## Working data
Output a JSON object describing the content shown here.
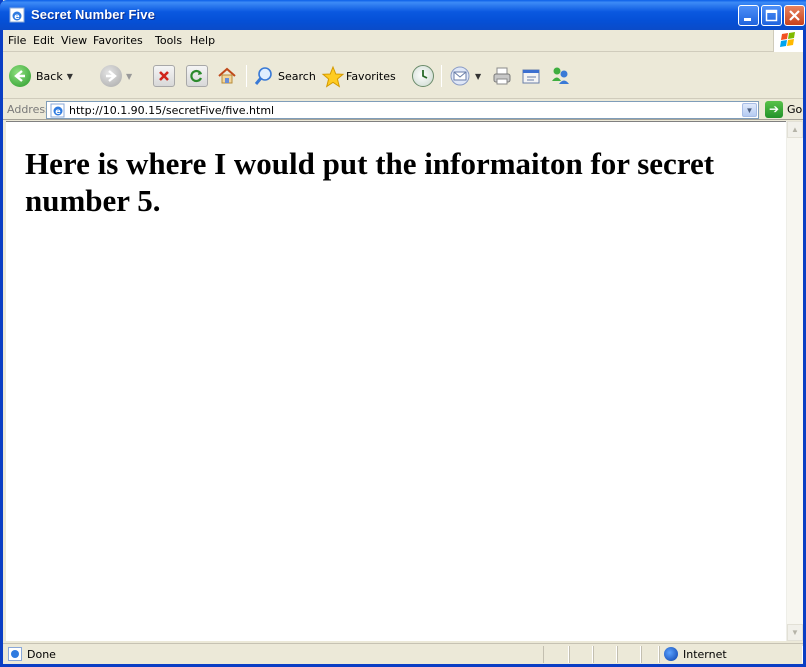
{
  "window": {
    "title": "Secret Number Five"
  },
  "menu": {
    "items": [
      {
        "label": "File"
      },
      {
        "label": "Edit"
      },
      {
        "label": "View"
      },
      {
        "label": "Favorites"
      },
      {
        "label": "Tools"
      },
      {
        "label": "Help"
      }
    ]
  },
  "toolbar": {
    "back_label": "Back",
    "search_label": "Search",
    "favorites_label": "Favorites"
  },
  "address": {
    "label": "Address",
    "url": "http://10.1.90.15/secretFive/five.html",
    "go_label": "Go"
  },
  "page": {
    "heading": "Here is where I would put the informaiton for secret number 5."
  },
  "status": {
    "text": "Done",
    "zone": "Internet"
  },
  "colors": {
    "titlebar": "#0a58e0",
    "chrome": "#ece9d8",
    "content_bg": "#ffffff"
  },
  "icons": [
    "ie-page-icon",
    "minimize-icon",
    "maximize-icon",
    "close-icon",
    "windows-logo-icon",
    "back-icon",
    "forward-icon",
    "stop-icon",
    "refresh-icon",
    "home-icon",
    "search-icon",
    "favorites-star-icon",
    "history-icon",
    "mail-icon",
    "print-icon",
    "edit-icon",
    "messenger-icon",
    "go-arrow-icon",
    "internet-zone-icon"
  ]
}
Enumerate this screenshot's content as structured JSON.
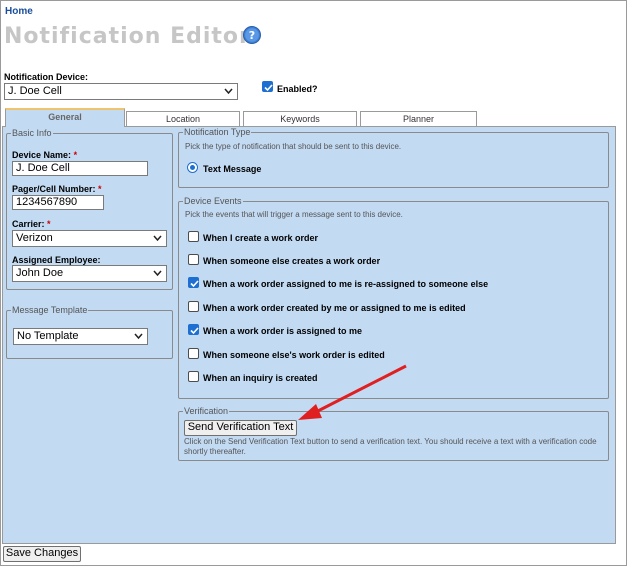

## What the task asks
Retype the listing exactly. Pictures do not belong in the copy.

## Correct answer
Output a JSON object describing the content shown here.
{
  "window": {
    "title": "Secret Number Five"
  },
  "menu": {
    "items": [
      {
        "label": "File"
      },
      {
        "label": "Edit"
      },
      {
        "label": "View"
      },
      {
        "label": "Favorites"
      },
      {
        "label": "Tools"
      },
      {
        "label": "Help"
      }
    ]
  },
  "toolbar": {
    "back_label": "Back",
    "search_label": "Search",
    "favorites_label": "Favorites"
  },
  "address": {
    "label": "Address",
    "url": "http://10.1.90.15/secretFive/five.html",
    "go_label": "Go"
  },
  "page": {
    "heading": "Here is where I would put the informaiton for secret number 5."
  },
  "status": {
    "text": "Done",
    "zone": "Internet"
  },
  "colors": {
    "titlebar": "#0a58e0",
    "chrome": "#ece9d8",
    "content_bg": "#ffffff"
  },
  "icons": [
    "ie-page-icon",
    "minimize-icon",
    "maximize-icon",
    "close-icon",
    "windows-logo-icon",
    "back-icon",
    "forward-icon",
    "stop-icon",
    "refresh-icon",
    "home-icon",
    "search-icon",
    "favorites-star-icon",
    "history-icon",
    "mail-icon",
    "print-icon",
    "edit-icon",
    "messenger-icon",
    "go-arrow-icon",
    "internet-zone-icon"
  ]
}
Enumerate this screenshot's content as structured JSON.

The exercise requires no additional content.